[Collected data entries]
________
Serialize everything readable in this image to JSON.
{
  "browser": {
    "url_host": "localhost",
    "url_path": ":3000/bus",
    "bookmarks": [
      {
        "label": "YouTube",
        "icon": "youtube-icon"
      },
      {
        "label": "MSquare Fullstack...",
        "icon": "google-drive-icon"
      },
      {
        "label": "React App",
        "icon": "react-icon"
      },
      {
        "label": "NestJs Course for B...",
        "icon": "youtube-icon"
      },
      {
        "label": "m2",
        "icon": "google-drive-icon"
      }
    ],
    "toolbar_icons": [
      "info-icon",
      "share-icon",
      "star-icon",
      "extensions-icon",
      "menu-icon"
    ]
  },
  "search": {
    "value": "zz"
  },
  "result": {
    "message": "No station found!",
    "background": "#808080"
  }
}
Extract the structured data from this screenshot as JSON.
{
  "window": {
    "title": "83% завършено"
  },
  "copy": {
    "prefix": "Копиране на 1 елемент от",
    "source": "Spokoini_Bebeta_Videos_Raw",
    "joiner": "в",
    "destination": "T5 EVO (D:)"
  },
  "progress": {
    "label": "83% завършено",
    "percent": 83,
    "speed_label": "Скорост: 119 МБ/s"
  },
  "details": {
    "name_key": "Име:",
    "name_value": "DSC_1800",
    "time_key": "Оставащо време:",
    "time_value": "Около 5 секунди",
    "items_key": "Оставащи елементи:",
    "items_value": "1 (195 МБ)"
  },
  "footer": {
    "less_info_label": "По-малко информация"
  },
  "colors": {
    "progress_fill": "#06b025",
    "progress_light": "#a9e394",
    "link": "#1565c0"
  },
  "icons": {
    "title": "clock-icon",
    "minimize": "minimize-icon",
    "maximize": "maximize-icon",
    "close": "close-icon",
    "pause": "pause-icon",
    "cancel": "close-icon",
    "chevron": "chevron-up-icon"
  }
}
________
> _Task directions_
Take the line in which "Extract the structured" occurs and each subsequent line through the end; give these lines again without alteration.

> _The result_
Extract the structured data from this screenshot as JSON.
{
  "window": {
    "title": "83% завършено"
  },
  "copy": {
    "prefix": "Копиране на 1 елемент от",
    "source": "Spokoini_Bebeta_Videos_Raw",
    "joiner": "в",
    "destination": "T5 EVO (D:)"
  },
  "progress": {
    "label": "83% завършено",
    "percent": 83,
    "speed_label": "Скорост: 119 МБ/s"
  },
  "details": {
    "name_key": "Име:",
    "name_value": "DSC_1800",
    "time_key": "Оставащо време:",
    "time_value": "Около 5 секунди",
    "items_key": "Оставащи елементи:",
    "items_value": "1 (195 МБ)"
  },
  "footer": {
    "less_info_label": "По-малко информация"
  },
  "colors": {
    "progress_fill": "#06b025",
    "progress_light": "#a9e394",
    "link": "#1565c0"
  },
  "icons": {
    "title": "clock-icon",
    "minimize": "minimize-icon",
    "maximize": "maximize-icon",
    "close": "close-icon",
    "pause": "pause-icon",
    "cancel": "close-icon",
    "chevron": "chevron-up-icon"
  }
}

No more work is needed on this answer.